## EXERCISE AIM:
Take the entries below and print all of them exactly, please.

## THE DATA:

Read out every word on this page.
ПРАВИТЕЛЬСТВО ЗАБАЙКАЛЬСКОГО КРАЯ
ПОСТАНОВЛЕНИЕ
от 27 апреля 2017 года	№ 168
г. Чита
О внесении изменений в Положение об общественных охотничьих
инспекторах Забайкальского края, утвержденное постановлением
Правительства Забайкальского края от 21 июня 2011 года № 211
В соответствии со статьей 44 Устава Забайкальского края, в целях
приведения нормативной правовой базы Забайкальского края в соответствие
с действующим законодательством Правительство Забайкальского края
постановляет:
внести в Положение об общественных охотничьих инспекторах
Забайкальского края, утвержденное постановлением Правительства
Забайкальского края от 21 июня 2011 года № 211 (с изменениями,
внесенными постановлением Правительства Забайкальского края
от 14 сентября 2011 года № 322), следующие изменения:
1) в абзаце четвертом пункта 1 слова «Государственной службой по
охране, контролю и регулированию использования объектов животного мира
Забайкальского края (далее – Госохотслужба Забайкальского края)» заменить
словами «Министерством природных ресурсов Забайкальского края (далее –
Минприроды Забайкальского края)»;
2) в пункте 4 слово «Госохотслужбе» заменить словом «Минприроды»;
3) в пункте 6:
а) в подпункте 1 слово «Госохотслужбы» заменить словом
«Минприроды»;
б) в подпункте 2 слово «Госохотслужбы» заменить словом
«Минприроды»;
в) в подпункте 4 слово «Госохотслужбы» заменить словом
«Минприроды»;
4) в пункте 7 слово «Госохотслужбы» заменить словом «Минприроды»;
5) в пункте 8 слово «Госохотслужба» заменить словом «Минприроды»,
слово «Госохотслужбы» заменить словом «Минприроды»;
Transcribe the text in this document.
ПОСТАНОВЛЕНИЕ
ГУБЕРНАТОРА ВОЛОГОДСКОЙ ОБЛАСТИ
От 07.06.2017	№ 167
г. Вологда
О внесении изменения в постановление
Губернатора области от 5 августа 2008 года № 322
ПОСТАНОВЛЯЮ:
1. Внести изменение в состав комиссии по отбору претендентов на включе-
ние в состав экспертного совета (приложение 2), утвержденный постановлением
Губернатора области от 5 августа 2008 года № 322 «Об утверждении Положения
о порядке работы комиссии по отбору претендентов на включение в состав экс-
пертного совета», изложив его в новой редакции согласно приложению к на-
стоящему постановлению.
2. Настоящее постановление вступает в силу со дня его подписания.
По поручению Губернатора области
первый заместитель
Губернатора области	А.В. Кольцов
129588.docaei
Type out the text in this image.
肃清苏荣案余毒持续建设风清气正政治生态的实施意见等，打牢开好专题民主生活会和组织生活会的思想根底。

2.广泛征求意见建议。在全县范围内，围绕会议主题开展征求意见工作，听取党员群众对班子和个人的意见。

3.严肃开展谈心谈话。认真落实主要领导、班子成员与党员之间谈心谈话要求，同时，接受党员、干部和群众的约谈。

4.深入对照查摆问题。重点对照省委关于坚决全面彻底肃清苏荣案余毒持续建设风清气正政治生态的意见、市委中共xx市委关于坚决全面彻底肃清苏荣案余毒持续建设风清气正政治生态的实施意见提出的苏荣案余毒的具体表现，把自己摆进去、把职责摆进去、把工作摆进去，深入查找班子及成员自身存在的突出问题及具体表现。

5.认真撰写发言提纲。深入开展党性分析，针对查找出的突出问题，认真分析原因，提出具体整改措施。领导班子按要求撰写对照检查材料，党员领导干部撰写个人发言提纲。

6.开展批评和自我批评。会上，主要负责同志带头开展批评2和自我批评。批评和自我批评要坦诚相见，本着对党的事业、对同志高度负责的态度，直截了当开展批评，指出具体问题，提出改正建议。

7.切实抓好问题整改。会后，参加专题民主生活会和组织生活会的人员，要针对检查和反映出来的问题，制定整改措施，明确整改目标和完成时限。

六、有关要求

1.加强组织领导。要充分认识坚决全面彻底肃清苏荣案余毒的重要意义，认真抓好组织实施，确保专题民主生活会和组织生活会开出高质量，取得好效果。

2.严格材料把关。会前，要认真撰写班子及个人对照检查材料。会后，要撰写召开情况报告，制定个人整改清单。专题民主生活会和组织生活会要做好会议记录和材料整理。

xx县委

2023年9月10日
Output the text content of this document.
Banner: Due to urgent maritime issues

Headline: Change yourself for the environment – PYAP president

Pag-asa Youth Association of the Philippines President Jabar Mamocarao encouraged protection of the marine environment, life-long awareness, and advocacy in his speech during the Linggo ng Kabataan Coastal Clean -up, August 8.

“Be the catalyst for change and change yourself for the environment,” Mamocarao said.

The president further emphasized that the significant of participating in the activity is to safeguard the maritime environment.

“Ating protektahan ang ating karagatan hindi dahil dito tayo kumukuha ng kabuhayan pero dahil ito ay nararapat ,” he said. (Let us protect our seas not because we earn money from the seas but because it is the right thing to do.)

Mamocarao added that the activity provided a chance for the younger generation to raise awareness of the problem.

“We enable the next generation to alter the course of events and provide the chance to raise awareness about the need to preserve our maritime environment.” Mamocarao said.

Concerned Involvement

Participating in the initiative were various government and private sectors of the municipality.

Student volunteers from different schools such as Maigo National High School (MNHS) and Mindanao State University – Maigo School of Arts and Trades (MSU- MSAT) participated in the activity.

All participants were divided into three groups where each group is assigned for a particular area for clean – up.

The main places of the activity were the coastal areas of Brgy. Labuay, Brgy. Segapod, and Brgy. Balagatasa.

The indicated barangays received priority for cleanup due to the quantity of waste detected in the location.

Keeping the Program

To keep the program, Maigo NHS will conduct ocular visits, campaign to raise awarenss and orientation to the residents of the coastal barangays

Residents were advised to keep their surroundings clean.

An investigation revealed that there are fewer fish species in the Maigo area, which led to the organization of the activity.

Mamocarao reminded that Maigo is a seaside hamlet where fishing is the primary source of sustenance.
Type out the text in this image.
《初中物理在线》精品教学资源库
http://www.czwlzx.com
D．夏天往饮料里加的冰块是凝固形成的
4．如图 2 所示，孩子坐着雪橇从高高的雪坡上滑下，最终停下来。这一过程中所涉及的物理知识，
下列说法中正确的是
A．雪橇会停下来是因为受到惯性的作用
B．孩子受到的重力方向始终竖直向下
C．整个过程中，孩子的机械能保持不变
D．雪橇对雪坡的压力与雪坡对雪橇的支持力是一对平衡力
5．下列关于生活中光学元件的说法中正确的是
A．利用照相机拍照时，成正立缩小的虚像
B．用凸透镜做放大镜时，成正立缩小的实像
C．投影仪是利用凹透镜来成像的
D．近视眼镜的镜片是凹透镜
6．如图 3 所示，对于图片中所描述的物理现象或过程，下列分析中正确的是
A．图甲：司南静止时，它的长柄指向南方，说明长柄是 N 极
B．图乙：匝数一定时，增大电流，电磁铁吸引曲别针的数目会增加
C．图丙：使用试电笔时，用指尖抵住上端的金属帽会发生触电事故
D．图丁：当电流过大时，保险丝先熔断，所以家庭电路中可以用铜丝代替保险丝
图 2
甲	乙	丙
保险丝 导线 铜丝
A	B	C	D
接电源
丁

## SOLUTION FOR THIS TASK:
Read out every word on this page.
ПРАВИТЕЛЬСТВО ЗАБАЙКАЛЬСКОГО КРАЯ
ПОСТАНОВЛЕНИЕ
от 27 апреля 2017 года	№ 168
г. Чита
О внесении изменений в Положение об общественных охотничьих
инспекторах Забайкальского края, утвержденное постановлением
Правительства Забайкальского края от 21 июня 2011 года № 211
В соответствии со статьей 44 Устава Забайкальского края, в целях
приведения нормативной правовой базы Забайкальского края в соответствие
с действующим законодательством Правительство Забайкальского края
постановляет:
внести в Положение об общественных охотничьих инспекторах
Забайкальского края, утвержденное постановлением Правительства
Забайкальского края от 21 июня 2011 года № 211 (с изменениями,
внесенными постановлением Правительства Забайкальского края
от 14 сентября 2011 года № 322), следующие изменения:
1) в абзаце четвертом пункта 1 слова «Государственной службой по
охране, контролю и регулированию использования объектов животного мира
Забайкальского края (далее – Госохотслужба Забайкальского края)» заменить
словами «Министерством природных ресурсов Забайкальского края (далее –
Минприроды Забайкальского края)»;
2) в пункте 4 слово «Госохотслужбе» заменить словом «Минприроды»;
3) в пункте 6:
а) в подпункте 1 слово «Госохотслужбы» заменить словом
«Минприроды»;
б) в подпункте 2 слово «Госохотслужбы» заменить словом
«Минприроды»;
в) в подпункте 4 слово «Госохотслужбы» заменить словом
«Минприроды»;
4) в пункте 7 слово «Госохотслужбы» заменить словом «Минприроды»;
5) в пункте 8 слово «Госохотслужба» заменить словом «Минприроды»,
слово «Госохотслужбы» заменить словом «Минприроды»;
Transcribe the text in this document.
ПОСТАНОВЛЕНИЕ
ГУБЕРНАТОРА ВОЛОГОДСКОЙ ОБЛАСТИ
От 07.06.2017	№ 167
г. Вологда
О внесении изменения в постановление
Губернатора области от 5 августа 2008 года № 322
ПОСТАНОВЛЯЮ:
1. Внести изменение в состав комиссии по отбору претендентов на включе-
ние в состав экспертного совета (приложение 2), утвержденный постановлением
Губернатора области от 5 августа 2008 года № 322 «Об утверждении Положения
о порядке работы комиссии по отбору претендентов на включение в состав экс-
пертного совета», изложив его в новой редакции согласно приложению к на-
стоящему постановлению.
2. Настоящее постановление вступает в силу со дня его подписания.
По поручению Губернатора области
первый заместитель
Губернатора области	А.В. Кольцов
129588.docaei
Type out the text in this image.
肃清苏荣案余毒持续建设风清气正政治生态的实施意见等，打牢开好专题民主生活会和组织生活会的思想根底。

2.广泛征求意见建议。在全县范围内，围绕会议主题开展征求意见工作，听取党员群众对班子和个人的意见。

3.严肃开展谈心谈话。认真落实主要领导、班子成员与党员之间谈心谈话要求，同时，接受党员、干部和群众的约谈。

4.深入对照查摆问题。重点对照省委关于坚决全面彻底肃清苏荣案余毒持续建设风清气正政治生态的意见、市委中共xx市委关于坚决全面彻底肃清苏荣案余毒持续建设风清气正政治生态的实施意见提出的苏荣案余毒的具体表现，把自己摆进去、把职责摆进去、把工作摆进去，深入查找班子及成员自身存在的突出问题及具体表现。

5.认真撰写发言提纲。深入开展党性分析，针对查找出的突出问题，认真分析原因，提出具体整改措施。领导班子按要求撰写对照检查材料，党员领导干部撰写个人发言提纲。

6.开展批评和自我批评。会上，主要负责同志带头开展批评2和自我批评。批评和自我批评要坦诚相见，本着对党的事业、对同志高度负责的态度，直截了当开展批评，指出具体问题，提出改正建议。

7.切实抓好问题整改。会后，参加专题民主生活会和组织生活会的人员，要针对检查和反映出来的问题，制定整改措施，明确整改目标和完成时限。

六、有关要求

1.加强组织领导。要充分认识坚决全面彻底肃清苏荣案余毒的重要意义，认真抓好组织实施，确保专题民主生活会和组织生活会开出高质量，取得好效果。

2.严格材料把关。会前，要认真撰写班子及个人对照检查材料。会后，要撰写召开情况报告，制定个人整改清单。专题民主生活会和组织生活会要做好会议记录和材料整理。

xx县委

2023年9月10日
Output the text content of this document.
Banner: Due to urgent maritime issues

Headline: Change yourself for the environment – PYAP president

Pag-asa Youth Association of the Philippines President Jabar Mamocarao encouraged protection of the marine environment, life-long awareness, and advocacy in his speech during the Linggo ng Kabataan Coastal Clean -up, August 8.

“Be the catalyst for change and change yourself for the environment,” Mamocarao said.

The president further emphasized that the significant of participating in the activity is to safeguard the maritime environment.

“Ating protektahan ang ating karagatan hindi dahil dito tayo kumukuha ng kabuhayan pero dahil ito ay nararapat ,” he said. (Let us protect our seas not because we earn money from the seas but because it is the right thing to do.)

Mamocarao added that the activity provided a chance for the younger generation to raise awareness of the problem.

“We enable the next generation to alter the course of events and provide the chance to raise awareness about the need to preserve our maritime environment.” Mamocarao said.

Concerned Involvement

Participating in the initiative were various government and private sectors of the municipality.

Student volunteers from different schools such as Maigo National High School (MNHS) and Mindanao State University – Maigo School of Arts and Trades (MSU- MSAT) participated in the activity.

All participants were divided into three groups where each group is assigned for a particular area for clean – up.

The main places of the activity were the coastal areas of Brgy. Labuay, Brgy. Segapod, and Brgy. Balagatasa.

The indicated barangays received priority for cleanup due to the quantity of waste detected in the location.

Keeping the Program

To keep the program, Maigo NHS will conduct ocular visits, campaign to raise awarenss and orientation to the residents of the coastal barangays

Residents were advised to keep their surroundings clean.

An investigation revealed that there are fewer fish species in the Maigo area, which led to the organization of the activity.

Mamocarao reminded that Maigo is a seaside hamlet where fishing is the primary source of sustenance.
Type out the text in this image.
《初中物理在线》精品教学资源库
http://www.czwlzx.com
D．夏天往饮料里加的冰块是凝固形成的
4．如图 2 所示，孩子坐着雪橇从高高的雪坡上滑下，最终停下来。这一过程中所涉及的物理知识，
下列说法中正确的是
A．雪橇会停下来是因为受到惯性的作用
B．孩子受到的重力方向始终竖直向下
C．整个过程中，孩子的机械能保持不变
D．雪橇对雪坡的压力与雪坡对雪橇的支持力是一对平衡力
5．下列关于生活中光学元件的说法中正确的是
A．利用照相机拍照时，成正立缩小的虚像
B．用凸透镜做放大镜时，成正立缩小的实像
C．投影仪是利用凹透镜来成像的
D．近视眼镜的镜片是凹透镜
6．如图 3 所示，对于图片中所描述的物理现象或过程，下列分析中正确的是
A．图甲：司南静止时，它的长柄指向南方，说明长柄是 N 极
B．图乙：匝数一定时，增大电流，电磁铁吸引曲别针的数目会增加
C．图丙：使用试电笔时，用指尖抵住上端的金属帽会发生触电事故
D．图丁：当电流过大时，保险丝先熔断，所以家庭电路中可以用铜丝代替保险丝
图 2
甲	乙	丙
保险丝 导线 铜丝
A	B	C	D
接电源
丁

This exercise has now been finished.